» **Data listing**
──────────
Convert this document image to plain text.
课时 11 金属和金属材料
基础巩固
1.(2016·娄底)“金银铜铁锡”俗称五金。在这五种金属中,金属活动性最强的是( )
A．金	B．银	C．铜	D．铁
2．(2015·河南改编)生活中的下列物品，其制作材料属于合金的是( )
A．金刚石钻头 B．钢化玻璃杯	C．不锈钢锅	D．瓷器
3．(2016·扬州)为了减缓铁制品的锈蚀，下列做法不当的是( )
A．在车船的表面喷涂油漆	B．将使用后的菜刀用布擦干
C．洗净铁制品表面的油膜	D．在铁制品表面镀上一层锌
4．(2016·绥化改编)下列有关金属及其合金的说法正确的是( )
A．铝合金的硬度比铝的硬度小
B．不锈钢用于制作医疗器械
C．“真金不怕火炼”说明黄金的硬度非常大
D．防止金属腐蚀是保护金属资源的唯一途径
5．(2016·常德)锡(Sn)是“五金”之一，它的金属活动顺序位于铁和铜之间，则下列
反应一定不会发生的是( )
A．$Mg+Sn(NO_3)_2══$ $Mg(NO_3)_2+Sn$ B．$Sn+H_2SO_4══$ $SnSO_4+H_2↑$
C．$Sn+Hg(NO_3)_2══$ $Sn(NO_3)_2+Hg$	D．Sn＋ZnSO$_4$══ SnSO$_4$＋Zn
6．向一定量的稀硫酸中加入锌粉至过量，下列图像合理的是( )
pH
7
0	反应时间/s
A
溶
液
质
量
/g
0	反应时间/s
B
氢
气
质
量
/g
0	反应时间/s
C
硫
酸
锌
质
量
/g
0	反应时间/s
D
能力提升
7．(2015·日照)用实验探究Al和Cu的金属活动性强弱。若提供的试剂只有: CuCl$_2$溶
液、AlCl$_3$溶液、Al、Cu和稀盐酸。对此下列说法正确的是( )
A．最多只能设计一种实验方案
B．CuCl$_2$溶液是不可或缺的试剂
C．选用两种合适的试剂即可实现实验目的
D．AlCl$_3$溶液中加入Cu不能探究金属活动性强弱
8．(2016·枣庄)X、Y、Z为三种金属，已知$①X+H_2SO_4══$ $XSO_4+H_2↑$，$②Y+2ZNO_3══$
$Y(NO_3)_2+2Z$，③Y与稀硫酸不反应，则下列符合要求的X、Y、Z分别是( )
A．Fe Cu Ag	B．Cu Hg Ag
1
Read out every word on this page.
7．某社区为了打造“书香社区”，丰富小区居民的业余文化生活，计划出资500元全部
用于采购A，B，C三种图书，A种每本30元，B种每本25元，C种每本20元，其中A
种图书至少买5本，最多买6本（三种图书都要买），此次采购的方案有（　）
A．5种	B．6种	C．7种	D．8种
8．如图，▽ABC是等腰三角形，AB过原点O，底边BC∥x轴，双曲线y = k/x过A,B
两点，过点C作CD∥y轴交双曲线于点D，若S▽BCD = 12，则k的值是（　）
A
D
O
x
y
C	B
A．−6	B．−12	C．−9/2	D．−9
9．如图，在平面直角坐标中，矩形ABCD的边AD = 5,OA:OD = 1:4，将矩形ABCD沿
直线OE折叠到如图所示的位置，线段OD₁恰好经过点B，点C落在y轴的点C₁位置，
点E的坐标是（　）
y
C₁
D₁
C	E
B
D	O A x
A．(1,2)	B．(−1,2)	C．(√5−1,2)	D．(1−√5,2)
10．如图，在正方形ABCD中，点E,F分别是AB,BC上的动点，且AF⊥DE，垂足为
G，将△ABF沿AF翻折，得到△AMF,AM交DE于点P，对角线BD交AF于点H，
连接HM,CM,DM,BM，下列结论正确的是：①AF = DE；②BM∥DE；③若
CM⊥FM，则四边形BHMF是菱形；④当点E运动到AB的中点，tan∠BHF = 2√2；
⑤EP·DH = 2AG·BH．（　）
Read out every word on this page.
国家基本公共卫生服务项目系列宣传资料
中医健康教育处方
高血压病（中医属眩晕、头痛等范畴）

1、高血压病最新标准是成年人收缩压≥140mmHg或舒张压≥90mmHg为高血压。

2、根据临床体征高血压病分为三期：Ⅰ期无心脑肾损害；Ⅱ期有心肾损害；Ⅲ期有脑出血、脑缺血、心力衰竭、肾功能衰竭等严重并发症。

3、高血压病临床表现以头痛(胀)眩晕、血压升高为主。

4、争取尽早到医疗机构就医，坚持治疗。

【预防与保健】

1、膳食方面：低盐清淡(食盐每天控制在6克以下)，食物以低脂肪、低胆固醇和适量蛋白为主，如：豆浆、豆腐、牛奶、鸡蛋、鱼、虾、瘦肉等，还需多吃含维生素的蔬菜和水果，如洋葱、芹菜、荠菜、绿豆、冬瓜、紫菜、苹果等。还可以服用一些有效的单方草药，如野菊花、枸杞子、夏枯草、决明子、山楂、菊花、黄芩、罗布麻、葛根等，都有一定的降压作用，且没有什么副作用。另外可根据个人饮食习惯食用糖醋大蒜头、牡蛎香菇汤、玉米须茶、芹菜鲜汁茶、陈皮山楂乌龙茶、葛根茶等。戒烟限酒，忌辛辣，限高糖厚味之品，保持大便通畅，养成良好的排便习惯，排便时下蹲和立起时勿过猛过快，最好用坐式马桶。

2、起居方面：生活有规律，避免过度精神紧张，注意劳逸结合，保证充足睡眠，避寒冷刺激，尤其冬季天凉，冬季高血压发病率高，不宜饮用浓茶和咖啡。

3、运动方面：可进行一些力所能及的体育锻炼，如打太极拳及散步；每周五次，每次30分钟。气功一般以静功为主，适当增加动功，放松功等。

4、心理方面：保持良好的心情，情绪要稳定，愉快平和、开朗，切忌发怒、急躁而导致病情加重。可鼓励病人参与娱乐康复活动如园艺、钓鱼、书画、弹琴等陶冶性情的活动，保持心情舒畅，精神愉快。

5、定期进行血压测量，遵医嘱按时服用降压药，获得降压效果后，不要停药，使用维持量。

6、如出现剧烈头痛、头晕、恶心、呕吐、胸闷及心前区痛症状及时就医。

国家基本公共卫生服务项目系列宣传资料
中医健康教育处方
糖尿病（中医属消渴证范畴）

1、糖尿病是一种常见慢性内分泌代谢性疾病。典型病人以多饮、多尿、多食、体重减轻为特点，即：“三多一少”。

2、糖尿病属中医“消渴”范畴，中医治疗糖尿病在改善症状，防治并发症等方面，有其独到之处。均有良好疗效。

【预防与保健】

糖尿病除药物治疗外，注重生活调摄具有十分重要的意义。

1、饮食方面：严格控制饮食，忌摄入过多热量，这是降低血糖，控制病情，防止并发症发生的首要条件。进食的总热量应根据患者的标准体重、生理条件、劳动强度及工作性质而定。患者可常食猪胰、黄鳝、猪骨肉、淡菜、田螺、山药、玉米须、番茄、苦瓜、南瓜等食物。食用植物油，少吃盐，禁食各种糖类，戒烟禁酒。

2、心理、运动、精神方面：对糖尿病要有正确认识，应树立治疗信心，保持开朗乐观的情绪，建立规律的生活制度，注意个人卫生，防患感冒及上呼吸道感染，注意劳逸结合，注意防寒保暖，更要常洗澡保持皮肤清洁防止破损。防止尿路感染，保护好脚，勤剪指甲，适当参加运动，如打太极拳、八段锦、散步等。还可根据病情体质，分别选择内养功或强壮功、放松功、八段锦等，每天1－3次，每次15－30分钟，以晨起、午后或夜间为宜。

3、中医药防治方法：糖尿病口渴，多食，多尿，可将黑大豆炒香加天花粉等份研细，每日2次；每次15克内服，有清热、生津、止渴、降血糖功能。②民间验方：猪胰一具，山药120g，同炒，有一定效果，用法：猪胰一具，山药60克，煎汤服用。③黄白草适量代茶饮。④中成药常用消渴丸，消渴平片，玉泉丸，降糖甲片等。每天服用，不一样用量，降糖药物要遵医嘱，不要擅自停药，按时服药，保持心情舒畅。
──────────
» **Request**
Show the lines of the records that contain the word "AlCl".

» **Output**
液、AlCl$_3$溶液、Al、Cu和稀盐酸。对此下列说法正确的是( )
D．AlCl$_3$溶液中加入Cu不能探究金属活动性强弱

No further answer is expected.